#### PROBLEM REQUIREMENTS:
Locate the string "ylabel" throughout the material and copy every line in which it occurs.

··· RECORDS SHOWN ···

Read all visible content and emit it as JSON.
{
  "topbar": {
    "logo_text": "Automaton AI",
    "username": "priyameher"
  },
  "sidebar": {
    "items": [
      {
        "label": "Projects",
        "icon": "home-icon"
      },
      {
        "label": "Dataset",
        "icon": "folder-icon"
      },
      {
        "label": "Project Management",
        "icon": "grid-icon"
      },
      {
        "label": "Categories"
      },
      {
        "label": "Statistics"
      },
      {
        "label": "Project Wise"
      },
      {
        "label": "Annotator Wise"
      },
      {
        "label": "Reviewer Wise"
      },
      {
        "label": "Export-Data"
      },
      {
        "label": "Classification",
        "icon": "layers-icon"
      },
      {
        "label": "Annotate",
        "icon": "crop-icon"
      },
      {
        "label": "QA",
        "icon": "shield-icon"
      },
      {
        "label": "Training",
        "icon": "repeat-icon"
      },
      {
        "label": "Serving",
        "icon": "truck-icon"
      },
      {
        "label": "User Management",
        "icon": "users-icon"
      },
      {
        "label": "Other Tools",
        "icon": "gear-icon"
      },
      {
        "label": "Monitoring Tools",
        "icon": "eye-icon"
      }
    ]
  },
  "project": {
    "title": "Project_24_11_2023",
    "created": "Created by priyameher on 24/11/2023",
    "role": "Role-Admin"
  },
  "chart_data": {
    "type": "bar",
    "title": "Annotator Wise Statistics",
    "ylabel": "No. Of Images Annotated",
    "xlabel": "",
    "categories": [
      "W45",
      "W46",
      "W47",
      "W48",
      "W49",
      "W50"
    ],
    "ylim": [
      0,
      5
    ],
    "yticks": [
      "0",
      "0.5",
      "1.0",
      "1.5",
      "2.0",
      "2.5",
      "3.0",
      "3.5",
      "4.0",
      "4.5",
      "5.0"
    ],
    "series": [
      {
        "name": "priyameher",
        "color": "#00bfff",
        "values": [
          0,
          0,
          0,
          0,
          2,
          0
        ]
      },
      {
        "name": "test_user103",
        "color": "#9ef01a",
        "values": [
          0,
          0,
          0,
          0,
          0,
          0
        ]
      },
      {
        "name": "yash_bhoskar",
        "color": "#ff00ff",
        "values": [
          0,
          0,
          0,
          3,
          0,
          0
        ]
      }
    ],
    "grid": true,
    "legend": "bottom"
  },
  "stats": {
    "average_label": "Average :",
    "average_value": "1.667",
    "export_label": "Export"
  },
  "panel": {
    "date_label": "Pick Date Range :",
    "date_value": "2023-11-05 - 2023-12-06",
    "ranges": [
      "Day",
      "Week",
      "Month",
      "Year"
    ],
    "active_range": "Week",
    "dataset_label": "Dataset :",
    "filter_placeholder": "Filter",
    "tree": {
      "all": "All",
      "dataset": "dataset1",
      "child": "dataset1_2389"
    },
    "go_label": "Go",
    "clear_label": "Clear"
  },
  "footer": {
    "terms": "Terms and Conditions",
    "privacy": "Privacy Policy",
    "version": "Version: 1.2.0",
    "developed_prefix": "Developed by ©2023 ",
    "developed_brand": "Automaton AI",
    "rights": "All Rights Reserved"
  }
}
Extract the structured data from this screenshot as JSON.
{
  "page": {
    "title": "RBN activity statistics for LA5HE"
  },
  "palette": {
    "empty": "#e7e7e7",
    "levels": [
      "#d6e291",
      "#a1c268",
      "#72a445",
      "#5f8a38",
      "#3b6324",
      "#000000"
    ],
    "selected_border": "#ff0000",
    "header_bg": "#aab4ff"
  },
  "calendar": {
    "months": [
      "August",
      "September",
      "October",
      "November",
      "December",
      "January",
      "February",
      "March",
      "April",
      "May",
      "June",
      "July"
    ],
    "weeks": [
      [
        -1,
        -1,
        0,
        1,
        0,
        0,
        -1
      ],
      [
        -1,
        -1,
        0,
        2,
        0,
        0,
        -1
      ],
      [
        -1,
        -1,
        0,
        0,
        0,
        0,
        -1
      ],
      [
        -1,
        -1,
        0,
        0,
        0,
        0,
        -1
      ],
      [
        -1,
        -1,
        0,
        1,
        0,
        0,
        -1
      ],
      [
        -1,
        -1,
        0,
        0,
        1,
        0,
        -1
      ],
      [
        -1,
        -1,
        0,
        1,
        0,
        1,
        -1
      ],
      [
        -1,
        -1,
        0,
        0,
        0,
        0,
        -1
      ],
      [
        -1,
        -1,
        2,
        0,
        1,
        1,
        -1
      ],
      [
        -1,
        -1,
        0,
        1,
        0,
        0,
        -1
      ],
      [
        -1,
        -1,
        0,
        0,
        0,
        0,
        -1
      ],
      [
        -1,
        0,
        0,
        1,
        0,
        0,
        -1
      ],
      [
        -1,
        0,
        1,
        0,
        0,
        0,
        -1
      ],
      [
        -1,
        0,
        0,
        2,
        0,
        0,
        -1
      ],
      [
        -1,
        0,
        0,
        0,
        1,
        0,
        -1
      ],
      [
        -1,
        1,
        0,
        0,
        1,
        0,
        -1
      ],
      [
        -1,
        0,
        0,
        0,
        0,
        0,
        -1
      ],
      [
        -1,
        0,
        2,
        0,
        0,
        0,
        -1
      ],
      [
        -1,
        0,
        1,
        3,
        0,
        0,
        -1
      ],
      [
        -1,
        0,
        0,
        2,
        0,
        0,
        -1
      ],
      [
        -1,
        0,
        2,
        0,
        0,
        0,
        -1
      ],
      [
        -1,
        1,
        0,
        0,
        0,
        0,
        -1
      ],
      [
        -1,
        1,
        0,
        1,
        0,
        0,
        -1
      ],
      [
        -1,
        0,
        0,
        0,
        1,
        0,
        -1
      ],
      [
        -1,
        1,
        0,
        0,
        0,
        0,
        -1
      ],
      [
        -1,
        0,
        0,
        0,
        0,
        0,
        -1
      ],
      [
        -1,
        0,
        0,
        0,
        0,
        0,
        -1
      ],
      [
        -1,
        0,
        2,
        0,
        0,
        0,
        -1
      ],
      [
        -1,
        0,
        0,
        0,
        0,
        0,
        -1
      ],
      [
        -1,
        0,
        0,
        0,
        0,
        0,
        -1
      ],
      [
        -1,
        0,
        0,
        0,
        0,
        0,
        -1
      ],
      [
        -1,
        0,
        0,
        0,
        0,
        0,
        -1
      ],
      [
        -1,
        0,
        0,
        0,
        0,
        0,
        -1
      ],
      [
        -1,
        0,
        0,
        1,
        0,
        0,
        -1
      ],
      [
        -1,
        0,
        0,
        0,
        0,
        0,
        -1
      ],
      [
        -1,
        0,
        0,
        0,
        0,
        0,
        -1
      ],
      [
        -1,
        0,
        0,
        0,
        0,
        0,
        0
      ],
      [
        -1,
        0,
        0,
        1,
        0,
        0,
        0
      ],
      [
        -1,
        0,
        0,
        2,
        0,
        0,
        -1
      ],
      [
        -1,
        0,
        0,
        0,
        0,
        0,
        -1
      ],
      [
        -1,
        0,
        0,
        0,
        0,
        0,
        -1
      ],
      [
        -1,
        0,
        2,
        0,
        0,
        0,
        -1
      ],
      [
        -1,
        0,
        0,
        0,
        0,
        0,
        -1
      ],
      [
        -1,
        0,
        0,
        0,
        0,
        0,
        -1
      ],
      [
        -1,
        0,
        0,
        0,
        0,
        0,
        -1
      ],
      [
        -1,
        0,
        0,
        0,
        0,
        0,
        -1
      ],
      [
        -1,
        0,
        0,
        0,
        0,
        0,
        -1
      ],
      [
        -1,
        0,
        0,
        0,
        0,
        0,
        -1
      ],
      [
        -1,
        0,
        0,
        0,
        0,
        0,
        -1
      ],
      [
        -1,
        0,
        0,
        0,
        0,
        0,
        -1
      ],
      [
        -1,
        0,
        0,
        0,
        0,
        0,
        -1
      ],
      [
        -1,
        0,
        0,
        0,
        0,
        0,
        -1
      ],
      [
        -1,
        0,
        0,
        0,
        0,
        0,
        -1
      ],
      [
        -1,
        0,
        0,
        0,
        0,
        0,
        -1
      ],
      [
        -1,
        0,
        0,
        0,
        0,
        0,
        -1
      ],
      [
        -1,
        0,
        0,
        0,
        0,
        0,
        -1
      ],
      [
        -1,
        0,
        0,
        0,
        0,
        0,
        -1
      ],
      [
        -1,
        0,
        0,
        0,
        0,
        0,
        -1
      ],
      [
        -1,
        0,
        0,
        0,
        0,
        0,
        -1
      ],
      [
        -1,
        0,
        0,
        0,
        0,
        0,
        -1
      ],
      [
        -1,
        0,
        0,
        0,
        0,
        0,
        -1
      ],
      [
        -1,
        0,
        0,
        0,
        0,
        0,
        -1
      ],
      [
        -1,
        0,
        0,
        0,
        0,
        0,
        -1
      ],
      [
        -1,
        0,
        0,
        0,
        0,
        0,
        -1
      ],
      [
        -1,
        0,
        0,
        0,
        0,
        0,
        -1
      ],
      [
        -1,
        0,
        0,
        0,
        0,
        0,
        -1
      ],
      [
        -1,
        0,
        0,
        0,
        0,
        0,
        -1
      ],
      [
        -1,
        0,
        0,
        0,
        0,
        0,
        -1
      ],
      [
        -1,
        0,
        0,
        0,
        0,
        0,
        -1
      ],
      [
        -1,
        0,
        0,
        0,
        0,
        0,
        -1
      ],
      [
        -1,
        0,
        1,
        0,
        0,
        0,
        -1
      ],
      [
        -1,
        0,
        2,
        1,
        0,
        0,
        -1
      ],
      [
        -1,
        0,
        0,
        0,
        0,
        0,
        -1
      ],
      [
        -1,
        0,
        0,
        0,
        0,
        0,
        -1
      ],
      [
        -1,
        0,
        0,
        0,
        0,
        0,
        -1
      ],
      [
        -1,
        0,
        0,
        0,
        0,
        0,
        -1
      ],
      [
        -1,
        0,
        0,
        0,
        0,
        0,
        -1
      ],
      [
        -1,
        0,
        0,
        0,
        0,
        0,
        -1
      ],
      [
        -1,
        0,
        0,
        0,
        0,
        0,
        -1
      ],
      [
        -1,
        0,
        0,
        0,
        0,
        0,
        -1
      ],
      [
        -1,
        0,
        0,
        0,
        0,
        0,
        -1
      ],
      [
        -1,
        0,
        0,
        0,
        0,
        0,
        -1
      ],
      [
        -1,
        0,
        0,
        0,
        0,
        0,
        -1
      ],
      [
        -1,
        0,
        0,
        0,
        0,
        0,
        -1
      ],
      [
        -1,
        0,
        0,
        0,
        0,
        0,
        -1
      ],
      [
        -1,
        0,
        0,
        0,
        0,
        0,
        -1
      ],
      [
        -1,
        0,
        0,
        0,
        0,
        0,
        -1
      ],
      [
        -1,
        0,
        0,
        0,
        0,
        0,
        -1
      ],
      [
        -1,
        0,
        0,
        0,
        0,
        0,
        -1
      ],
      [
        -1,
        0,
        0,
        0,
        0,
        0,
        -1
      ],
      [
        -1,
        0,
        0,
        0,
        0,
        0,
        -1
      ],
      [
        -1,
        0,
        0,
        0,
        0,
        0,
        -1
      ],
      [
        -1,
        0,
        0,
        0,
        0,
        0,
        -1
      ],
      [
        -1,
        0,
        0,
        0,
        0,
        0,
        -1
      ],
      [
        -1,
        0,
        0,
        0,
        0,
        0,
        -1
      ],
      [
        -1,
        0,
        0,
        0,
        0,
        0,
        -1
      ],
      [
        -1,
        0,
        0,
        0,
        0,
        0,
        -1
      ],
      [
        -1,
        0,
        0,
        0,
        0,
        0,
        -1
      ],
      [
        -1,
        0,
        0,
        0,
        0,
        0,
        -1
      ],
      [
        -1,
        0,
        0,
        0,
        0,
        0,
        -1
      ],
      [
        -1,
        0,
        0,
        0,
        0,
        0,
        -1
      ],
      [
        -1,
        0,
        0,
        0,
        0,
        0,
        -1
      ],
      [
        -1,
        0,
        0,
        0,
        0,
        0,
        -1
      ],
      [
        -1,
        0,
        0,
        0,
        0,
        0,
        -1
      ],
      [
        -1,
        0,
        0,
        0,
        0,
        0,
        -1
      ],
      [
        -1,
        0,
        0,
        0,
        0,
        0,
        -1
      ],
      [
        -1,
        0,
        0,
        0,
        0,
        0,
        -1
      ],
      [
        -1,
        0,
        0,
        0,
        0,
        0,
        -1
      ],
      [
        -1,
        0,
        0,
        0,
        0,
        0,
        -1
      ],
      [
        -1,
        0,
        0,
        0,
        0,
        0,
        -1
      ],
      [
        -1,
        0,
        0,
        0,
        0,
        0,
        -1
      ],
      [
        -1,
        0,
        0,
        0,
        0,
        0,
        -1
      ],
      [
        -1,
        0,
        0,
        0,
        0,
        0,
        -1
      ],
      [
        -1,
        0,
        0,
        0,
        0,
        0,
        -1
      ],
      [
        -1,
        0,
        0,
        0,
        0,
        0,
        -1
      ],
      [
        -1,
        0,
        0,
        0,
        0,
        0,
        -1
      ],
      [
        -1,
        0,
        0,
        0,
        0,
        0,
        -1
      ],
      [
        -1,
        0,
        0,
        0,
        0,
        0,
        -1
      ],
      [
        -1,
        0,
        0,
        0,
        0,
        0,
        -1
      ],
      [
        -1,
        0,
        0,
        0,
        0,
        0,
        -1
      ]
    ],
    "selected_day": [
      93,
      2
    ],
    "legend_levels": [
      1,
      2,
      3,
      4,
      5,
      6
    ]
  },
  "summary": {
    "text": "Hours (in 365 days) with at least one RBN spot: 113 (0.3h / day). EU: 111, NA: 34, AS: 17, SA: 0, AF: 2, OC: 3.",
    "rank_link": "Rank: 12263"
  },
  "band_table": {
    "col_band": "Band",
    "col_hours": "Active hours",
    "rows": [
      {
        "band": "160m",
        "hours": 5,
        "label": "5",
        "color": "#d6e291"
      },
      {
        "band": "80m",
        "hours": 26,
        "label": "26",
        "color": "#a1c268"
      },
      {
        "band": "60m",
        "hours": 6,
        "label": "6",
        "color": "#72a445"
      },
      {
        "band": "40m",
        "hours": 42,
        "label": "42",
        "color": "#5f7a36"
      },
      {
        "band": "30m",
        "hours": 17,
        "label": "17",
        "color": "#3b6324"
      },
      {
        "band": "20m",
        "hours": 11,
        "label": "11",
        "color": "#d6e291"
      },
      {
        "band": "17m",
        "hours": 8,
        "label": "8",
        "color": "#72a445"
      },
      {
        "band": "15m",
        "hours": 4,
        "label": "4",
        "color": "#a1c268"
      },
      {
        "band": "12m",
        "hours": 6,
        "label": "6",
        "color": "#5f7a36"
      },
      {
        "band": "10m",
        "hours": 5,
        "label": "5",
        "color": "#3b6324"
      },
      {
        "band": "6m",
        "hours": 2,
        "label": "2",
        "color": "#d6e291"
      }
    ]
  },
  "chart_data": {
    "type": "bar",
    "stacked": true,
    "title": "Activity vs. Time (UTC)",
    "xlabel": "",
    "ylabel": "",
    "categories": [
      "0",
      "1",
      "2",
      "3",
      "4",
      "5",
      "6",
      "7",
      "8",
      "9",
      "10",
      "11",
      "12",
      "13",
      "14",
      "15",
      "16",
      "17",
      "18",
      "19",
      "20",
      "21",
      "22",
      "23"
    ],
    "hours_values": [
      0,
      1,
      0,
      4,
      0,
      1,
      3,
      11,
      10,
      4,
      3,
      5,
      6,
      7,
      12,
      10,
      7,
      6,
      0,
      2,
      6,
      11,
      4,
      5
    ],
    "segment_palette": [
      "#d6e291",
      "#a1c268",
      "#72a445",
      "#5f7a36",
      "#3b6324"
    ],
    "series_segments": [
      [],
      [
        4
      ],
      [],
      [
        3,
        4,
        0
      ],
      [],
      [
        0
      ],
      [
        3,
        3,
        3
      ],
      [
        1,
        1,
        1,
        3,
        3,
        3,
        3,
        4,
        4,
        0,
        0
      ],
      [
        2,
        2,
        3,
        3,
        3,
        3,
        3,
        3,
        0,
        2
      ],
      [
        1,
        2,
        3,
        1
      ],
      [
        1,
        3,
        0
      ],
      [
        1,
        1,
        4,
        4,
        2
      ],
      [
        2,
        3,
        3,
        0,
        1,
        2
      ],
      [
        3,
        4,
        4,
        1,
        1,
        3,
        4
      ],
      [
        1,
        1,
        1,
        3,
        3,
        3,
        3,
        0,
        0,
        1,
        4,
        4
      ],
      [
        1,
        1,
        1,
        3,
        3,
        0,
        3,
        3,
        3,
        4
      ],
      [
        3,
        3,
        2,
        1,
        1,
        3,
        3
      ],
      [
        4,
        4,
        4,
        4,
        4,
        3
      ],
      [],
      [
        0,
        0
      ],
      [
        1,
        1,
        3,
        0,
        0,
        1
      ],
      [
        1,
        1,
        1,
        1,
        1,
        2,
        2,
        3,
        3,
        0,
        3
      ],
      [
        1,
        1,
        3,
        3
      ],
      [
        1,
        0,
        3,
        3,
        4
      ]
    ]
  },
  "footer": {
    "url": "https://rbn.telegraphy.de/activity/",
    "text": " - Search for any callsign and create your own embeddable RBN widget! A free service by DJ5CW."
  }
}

···

#### ANSWER FOR THIS EXERCISE:
    "ylabel": "No. Of Images Annotated",
    "ylabel": "",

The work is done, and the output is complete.